**** Data in this exercise ****

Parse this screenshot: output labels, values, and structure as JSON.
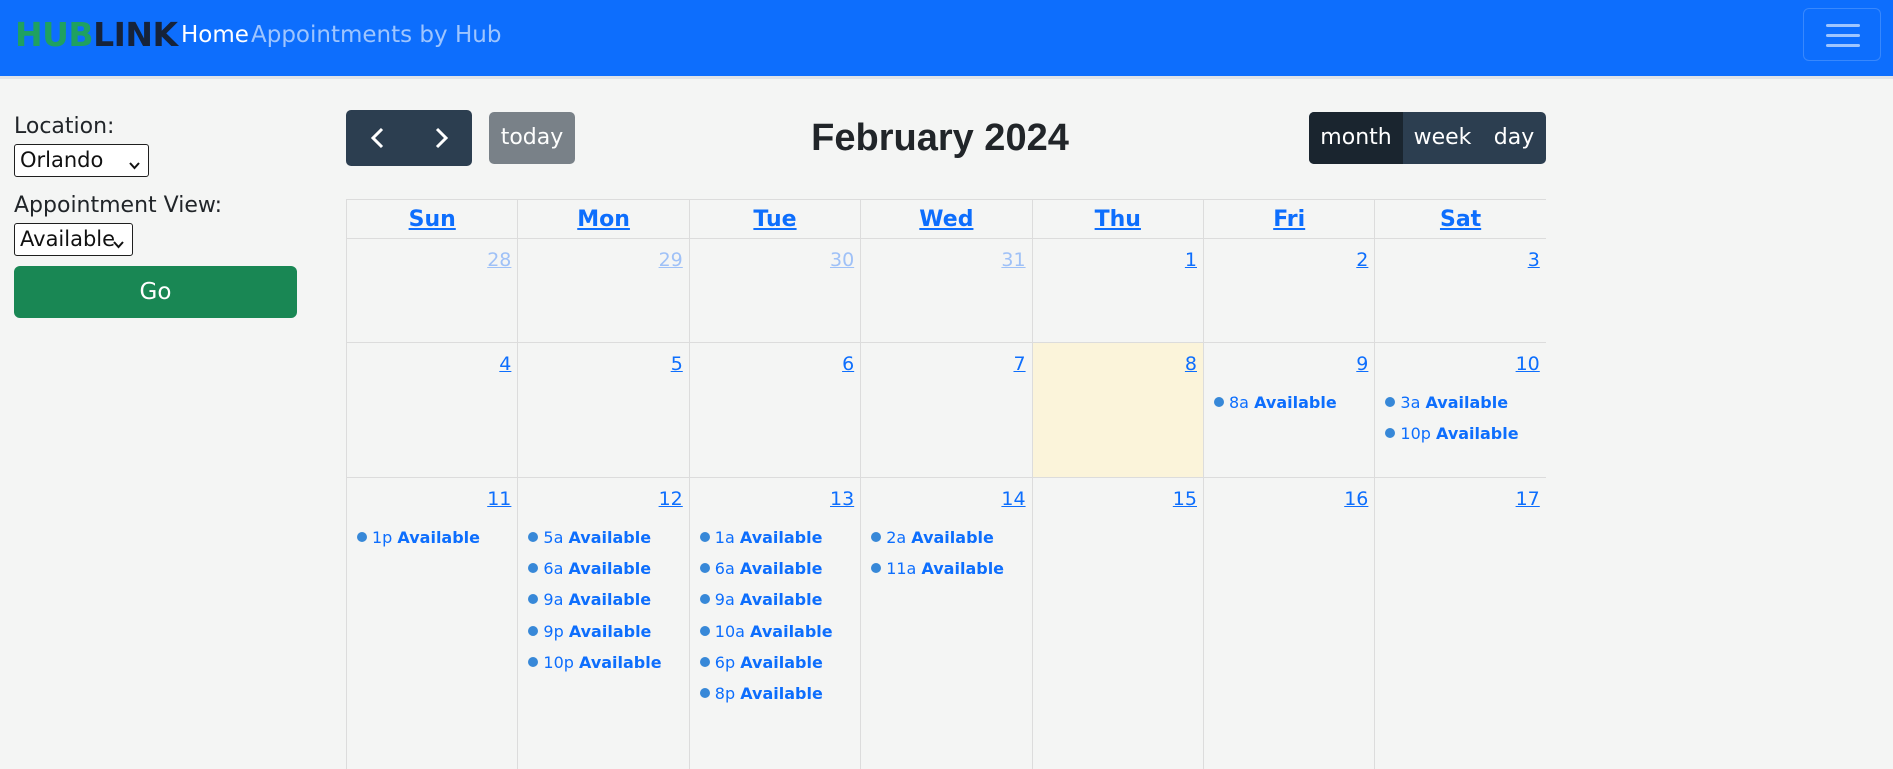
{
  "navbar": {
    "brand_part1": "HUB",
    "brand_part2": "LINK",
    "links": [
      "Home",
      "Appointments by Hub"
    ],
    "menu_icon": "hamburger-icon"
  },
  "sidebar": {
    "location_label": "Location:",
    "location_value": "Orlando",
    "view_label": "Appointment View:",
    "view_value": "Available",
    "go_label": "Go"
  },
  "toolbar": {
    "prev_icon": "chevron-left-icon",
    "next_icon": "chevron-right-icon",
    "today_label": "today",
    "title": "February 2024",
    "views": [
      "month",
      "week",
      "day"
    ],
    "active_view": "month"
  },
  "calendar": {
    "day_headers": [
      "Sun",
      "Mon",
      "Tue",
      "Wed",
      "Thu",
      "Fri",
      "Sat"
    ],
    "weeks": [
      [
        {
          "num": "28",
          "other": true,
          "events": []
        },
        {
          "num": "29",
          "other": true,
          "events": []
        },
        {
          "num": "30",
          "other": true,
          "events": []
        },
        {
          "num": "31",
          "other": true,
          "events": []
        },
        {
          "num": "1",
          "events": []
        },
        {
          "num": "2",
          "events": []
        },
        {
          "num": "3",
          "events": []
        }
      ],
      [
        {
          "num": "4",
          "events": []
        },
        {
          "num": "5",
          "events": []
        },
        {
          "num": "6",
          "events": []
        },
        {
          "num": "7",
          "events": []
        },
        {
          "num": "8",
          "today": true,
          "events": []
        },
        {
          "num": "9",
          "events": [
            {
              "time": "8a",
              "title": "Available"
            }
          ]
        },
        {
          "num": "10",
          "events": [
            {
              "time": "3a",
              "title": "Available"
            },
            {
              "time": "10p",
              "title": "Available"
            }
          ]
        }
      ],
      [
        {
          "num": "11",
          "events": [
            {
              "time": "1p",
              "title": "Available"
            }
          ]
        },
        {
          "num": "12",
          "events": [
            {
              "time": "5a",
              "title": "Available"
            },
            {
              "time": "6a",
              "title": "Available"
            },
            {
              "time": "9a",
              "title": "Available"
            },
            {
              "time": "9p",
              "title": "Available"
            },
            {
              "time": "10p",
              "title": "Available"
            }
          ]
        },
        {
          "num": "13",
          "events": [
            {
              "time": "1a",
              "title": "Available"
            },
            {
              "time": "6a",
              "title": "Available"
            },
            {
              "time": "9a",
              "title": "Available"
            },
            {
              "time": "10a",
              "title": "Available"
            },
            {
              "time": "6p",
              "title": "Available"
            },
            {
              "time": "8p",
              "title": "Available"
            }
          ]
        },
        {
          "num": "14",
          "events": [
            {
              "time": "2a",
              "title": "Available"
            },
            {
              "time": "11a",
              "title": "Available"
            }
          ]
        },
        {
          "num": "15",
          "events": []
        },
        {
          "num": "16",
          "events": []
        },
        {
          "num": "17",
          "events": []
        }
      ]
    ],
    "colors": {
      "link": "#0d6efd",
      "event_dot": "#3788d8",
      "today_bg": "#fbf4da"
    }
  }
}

****

* [What you are asked to do]: Leave out the pictures and reproduce the rest of the listing exactly.

* [Response]:
Parse this screenshot: output labels, values, and structure as JSON.
{
  "navbar": {
    "brand_part1": "HUB",
    "brand_part2": "LINK",
    "links": [
      "Home",
      "Appointments by Hub"
    ],
    "menu_icon": "hamburger-icon"
  },
  "sidebar": {
    "location_label": "Location:",
    "location_value": "Orlando",
    "view_label": "Appointment View:",
    "view_value": "Available",
    "go_label": "Go"
  },
  "toolbar": {
    "prev_icon": "chevron-left-icon",
    "next_icon": "chevron-right-icon",
    "today_label": "today",
    "title": "February 2024",
    "views": [
      "month",
      "week",
      "day"
    ],
    "active_view": "month"
  },
  "calendar": {
    "day_headers": [
      "Sun",
      "Mon",
      "Tue",
      "Wed",
      "Thu",
      "Fri",
      "Sat"
    ],
    "weeks": [
      [
        {
          "num": "28",
          "other": true,
          "events": []
        },
        {
          "num": "29",
          "other": true,
          "events": []
        },
        {
          "num": "30",
          "other": true,
          "events": []
        },
        {
          "num": "31",
          "other": true,
          "events": []
        },
        {
          "num": "1",
          "events": []
        },
        {
          "num": "2",
          "events": []
        },
        {
          "num": "3",
          "events": []
        }
      ],
      [
        {
          "num": "4",
          "events": []
        },
        {
          "num": "5",
          "events": []
        },
        {
          "num": "6",
          "events": []
        },
        {
          "num": "7",
          "events": []
        },
        {
          "num": "8",
          "today": true,
          "events": []
        },
        {
          "num": "9",
          "events": [
            {
              "time": "8a",
              "title": "Available"
            }
          ]
        },
        {
          "num": "10",
          "events": [
            {
              "time": "3a",
              "title": "Available"
            },
            {
              "time": "10p",
              "title": "Available"
            }
          ]
        }
      ],
      [
        {
          "num": "11",
          "events": [
            {
              "time": "1p",
              "title": "Available"
            }
          ]
        },
        {
          "num": "12",
          "events": [
            {
              "time": "5a",
              "title": "Available"
            },
            {
              "time": "6a",
              "title": "Available"
            },
            {
              "time": "9a",
              "title": "Available"
            },
            {
              "time": "9p",
              "title": "Available"
            },
            {
              "time": "10p",
              "title": "Available"
            }
          ]
        },
        {
          "num": "13",
          "events": [
            {
              "time": "1a",
              "title": "Available"
            },
            {
              "time": "6a",
              "title": "Available"
            },
            {
              "time": "9a",
              "title": "Available"
            },
            {
              "time": "10a",
              "title": "Available"
            },
            {
              "time": "6p",
              "title": "Available"
            },
            {
              "time": "8p",
              "title": "Available"
            }
          ]
        },
        {
          "num": "14",
          "events": [
            {
              "time": "2a",
              "title": "Available"
            },
            {
              "time": "11a",
              "title": "Available"
            }
          ]
        },
        {
          "num": "15",
          "events": []
        },
        {
          "num": "16",
          "events": []
        },
        {
          "num": "17",
          "events": []
        }
      ]
    ],
    "colors": {
      "link": "#0d6efd",
      "event_dot": "#3788d8",
      "today_bg": "#fbf4da"
    }
  }
}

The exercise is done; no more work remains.